Stored items from a collection:
* * * * * * * * *
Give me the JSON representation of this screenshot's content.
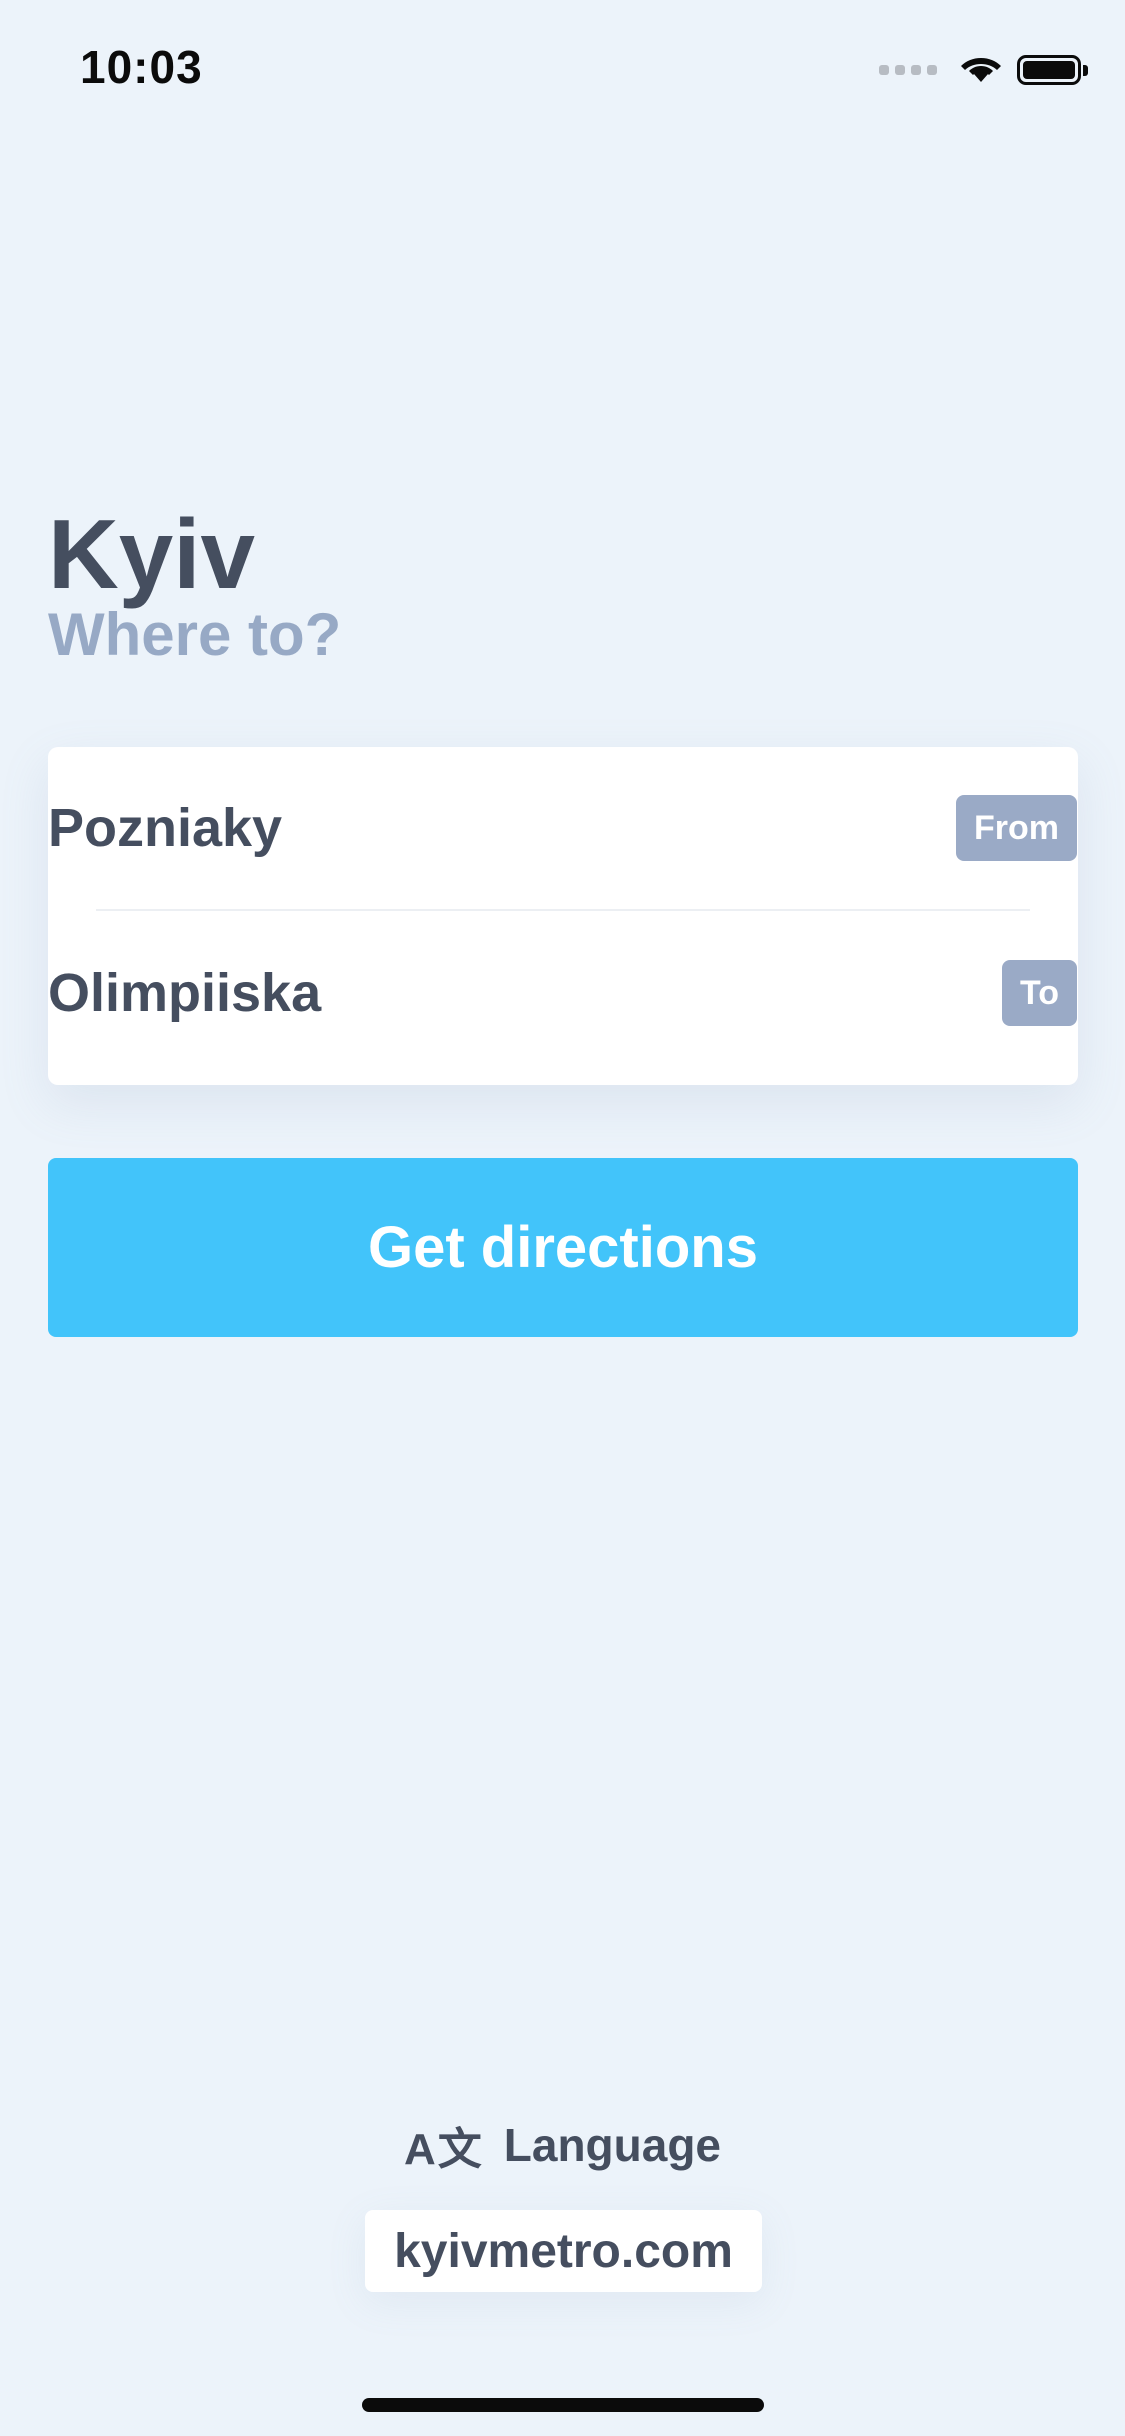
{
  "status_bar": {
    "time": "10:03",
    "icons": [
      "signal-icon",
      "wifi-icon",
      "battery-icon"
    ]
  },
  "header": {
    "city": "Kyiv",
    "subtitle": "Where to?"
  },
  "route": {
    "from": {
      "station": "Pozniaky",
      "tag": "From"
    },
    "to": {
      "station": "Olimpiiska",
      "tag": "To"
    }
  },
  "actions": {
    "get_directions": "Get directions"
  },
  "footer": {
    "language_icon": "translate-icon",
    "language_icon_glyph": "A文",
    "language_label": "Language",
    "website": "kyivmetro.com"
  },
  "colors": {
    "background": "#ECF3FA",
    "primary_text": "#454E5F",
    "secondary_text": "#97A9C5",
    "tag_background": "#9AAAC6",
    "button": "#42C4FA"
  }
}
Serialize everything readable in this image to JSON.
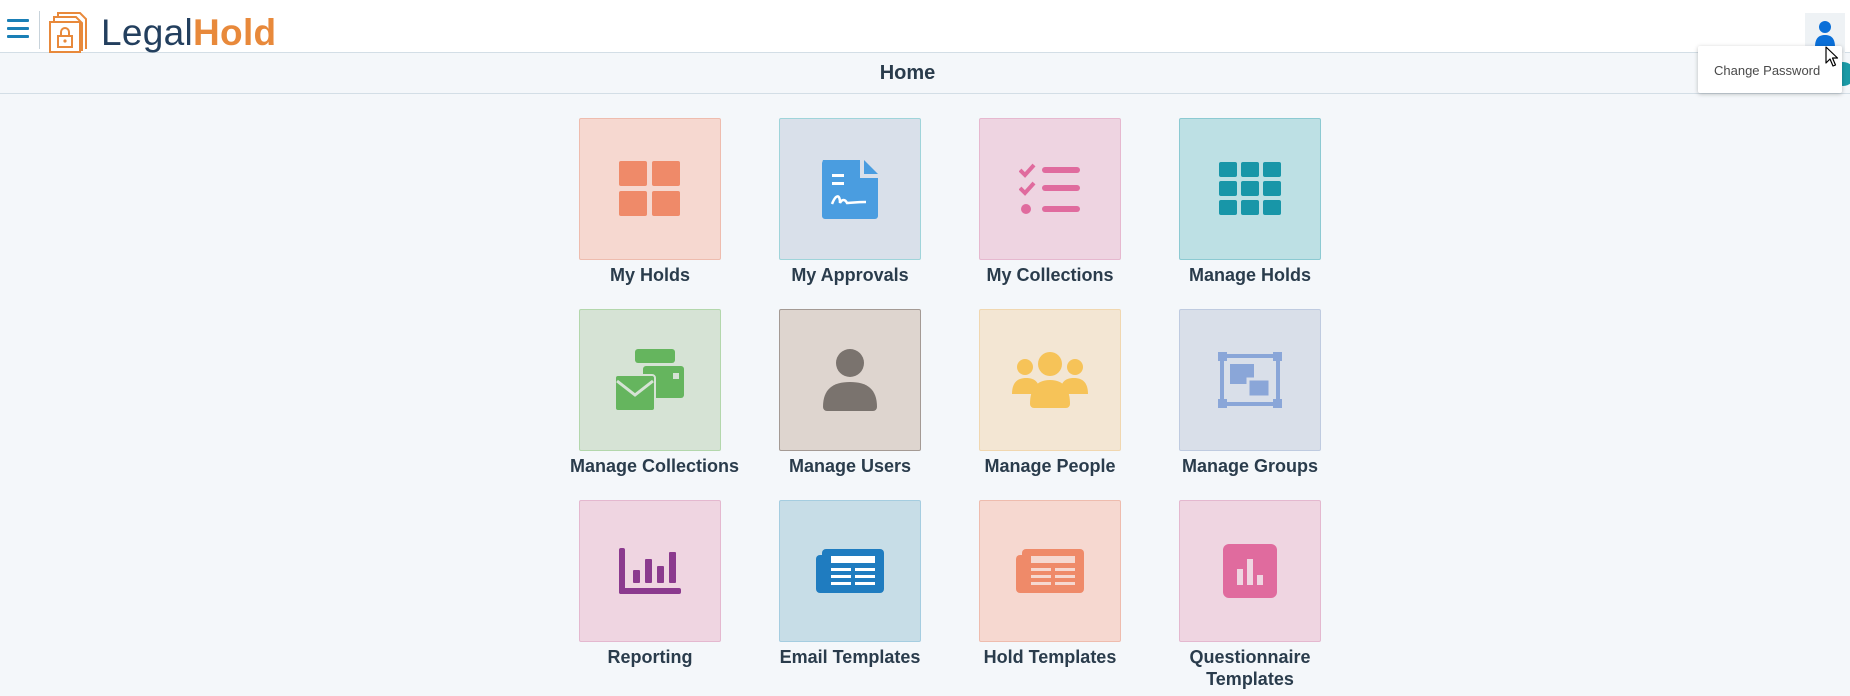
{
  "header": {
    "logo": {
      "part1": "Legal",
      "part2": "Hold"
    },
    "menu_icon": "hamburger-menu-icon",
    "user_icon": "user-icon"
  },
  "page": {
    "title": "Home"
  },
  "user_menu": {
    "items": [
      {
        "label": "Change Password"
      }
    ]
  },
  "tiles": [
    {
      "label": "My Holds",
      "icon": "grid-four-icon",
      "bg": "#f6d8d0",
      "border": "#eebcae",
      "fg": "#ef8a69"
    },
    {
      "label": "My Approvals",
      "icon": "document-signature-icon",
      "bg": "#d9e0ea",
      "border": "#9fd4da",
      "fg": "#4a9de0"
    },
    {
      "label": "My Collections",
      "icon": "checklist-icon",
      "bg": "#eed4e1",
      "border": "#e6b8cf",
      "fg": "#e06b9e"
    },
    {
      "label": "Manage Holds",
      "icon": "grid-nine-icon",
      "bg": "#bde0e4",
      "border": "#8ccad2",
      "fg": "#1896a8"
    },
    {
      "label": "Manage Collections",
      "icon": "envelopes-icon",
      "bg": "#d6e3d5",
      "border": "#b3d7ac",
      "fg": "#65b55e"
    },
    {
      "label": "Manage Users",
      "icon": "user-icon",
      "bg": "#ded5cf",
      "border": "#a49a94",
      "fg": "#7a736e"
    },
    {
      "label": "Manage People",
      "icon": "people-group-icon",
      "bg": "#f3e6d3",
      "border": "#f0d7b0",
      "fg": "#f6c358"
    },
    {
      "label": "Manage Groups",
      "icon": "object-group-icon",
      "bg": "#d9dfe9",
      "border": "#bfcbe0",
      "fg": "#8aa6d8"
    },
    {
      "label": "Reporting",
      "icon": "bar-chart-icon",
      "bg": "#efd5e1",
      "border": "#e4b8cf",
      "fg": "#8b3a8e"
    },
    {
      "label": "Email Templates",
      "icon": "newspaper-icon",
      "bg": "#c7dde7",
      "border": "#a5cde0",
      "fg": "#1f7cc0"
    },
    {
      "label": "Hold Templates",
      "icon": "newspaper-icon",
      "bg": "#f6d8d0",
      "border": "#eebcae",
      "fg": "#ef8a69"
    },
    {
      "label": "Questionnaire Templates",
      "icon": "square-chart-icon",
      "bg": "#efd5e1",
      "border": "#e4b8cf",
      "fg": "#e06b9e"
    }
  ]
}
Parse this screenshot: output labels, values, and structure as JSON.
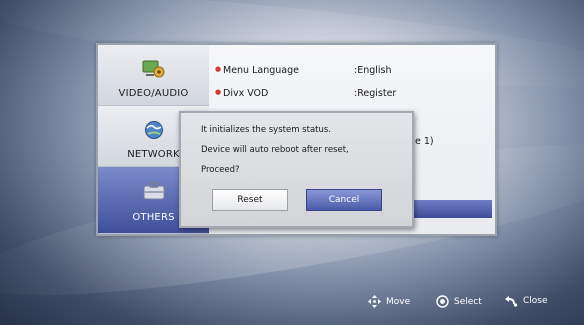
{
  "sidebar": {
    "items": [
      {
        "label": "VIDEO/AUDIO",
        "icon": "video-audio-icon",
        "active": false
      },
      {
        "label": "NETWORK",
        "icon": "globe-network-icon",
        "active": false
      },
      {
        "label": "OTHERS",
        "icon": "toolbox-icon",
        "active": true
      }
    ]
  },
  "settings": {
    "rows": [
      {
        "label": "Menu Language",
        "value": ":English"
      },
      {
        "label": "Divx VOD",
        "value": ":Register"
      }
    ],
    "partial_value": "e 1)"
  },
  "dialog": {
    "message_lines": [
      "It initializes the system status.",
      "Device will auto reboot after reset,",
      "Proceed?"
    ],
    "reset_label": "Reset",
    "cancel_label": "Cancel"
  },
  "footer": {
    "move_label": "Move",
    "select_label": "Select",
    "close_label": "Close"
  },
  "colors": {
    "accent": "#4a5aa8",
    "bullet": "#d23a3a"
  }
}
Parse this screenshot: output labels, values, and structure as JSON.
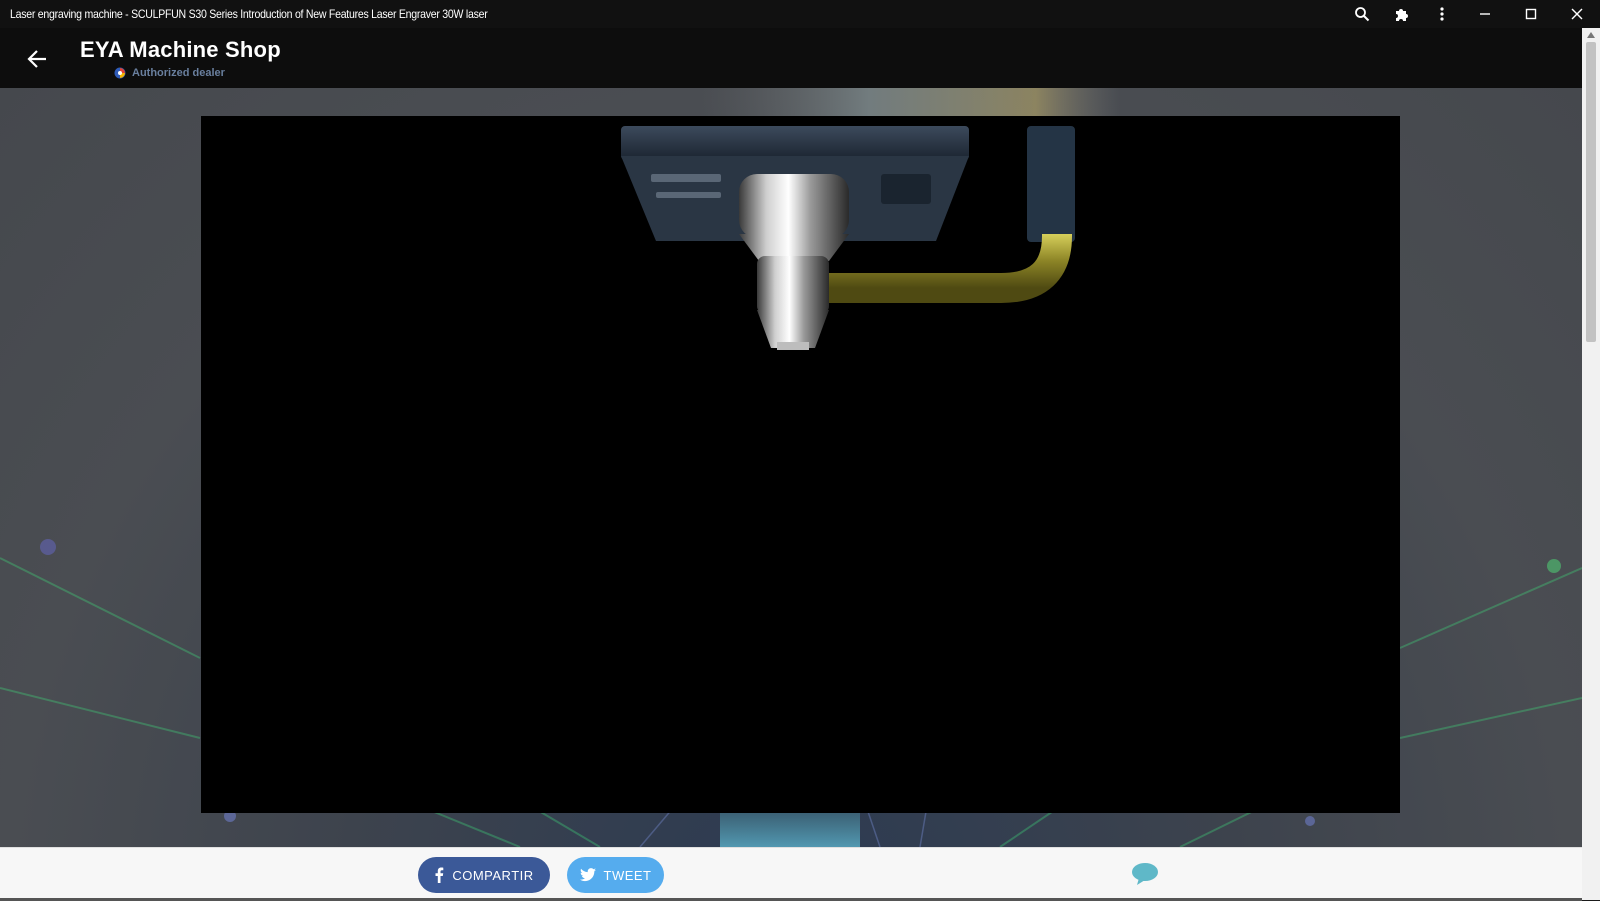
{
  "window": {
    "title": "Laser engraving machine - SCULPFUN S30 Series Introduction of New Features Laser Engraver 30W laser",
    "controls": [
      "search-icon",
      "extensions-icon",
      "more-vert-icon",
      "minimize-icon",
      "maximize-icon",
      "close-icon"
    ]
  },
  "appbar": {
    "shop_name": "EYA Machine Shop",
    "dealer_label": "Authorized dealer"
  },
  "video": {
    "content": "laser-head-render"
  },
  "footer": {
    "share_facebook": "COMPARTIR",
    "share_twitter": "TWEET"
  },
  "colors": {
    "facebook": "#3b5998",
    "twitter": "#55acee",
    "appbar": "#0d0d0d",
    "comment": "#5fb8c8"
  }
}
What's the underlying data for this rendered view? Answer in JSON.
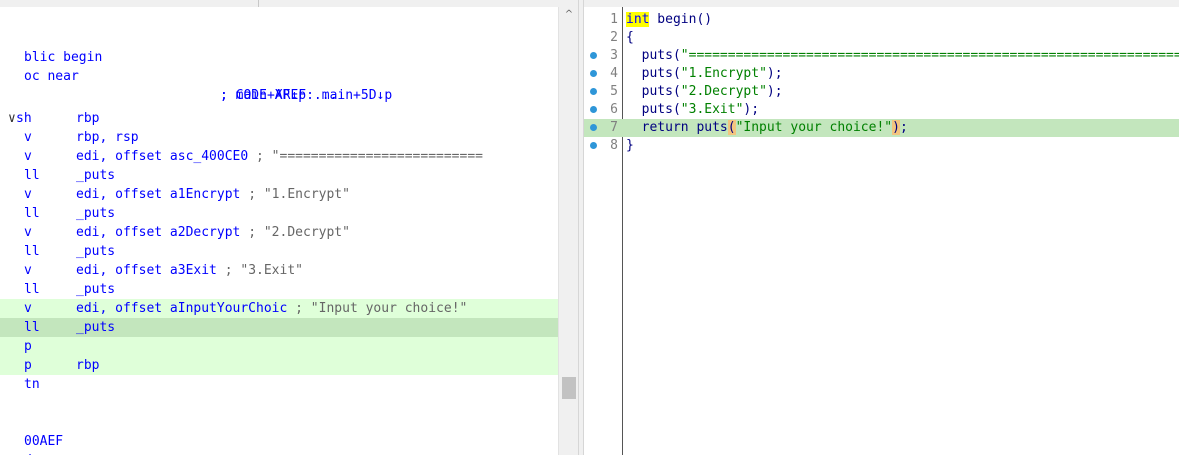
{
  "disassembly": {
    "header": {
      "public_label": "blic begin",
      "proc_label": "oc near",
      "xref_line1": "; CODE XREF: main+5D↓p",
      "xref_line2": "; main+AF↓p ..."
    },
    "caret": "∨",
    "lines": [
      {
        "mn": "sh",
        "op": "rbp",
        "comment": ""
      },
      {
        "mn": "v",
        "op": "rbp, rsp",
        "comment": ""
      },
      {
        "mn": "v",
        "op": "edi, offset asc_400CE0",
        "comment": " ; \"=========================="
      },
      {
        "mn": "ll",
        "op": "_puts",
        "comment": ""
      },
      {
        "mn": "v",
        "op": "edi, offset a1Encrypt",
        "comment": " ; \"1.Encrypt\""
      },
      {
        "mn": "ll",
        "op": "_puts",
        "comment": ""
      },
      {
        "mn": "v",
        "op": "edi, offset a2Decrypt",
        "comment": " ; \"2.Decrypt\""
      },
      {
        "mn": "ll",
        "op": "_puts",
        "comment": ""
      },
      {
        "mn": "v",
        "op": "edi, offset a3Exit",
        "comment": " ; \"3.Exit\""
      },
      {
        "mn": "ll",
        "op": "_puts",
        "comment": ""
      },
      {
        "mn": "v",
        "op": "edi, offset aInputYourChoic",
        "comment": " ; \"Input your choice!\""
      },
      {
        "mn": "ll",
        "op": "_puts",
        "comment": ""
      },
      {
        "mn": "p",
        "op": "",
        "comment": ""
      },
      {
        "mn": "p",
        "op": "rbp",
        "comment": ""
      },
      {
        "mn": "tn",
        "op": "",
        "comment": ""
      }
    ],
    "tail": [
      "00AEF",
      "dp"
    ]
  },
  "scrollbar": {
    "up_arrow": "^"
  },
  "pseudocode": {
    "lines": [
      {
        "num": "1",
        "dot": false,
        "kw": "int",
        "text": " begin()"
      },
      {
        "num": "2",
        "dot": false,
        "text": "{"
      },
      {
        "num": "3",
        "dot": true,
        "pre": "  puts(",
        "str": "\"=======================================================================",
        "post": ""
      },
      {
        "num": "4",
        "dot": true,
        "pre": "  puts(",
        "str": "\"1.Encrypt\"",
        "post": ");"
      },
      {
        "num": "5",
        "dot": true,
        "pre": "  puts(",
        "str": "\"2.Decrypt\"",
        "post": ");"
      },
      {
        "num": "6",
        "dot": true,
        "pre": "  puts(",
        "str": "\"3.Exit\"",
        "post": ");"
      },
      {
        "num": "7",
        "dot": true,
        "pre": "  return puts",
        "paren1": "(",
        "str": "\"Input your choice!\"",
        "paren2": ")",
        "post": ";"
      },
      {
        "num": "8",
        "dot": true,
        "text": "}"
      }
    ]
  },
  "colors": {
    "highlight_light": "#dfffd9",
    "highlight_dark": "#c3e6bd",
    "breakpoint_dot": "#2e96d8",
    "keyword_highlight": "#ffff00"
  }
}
* * * * * * * * *
(Exercise task)
Lines from the records above that hold "this" are the ones to list.

(Written answer)
Give me the JSON representation of this screenshot's content.
Serialize everything readable in this image to JSON.
Parse this screenshot: output labels, values, and structure as JSON.
Parse this screenshot: output labels, values, and structure as JSON.
What's the underlying data for this rendered view? Answer in JSON.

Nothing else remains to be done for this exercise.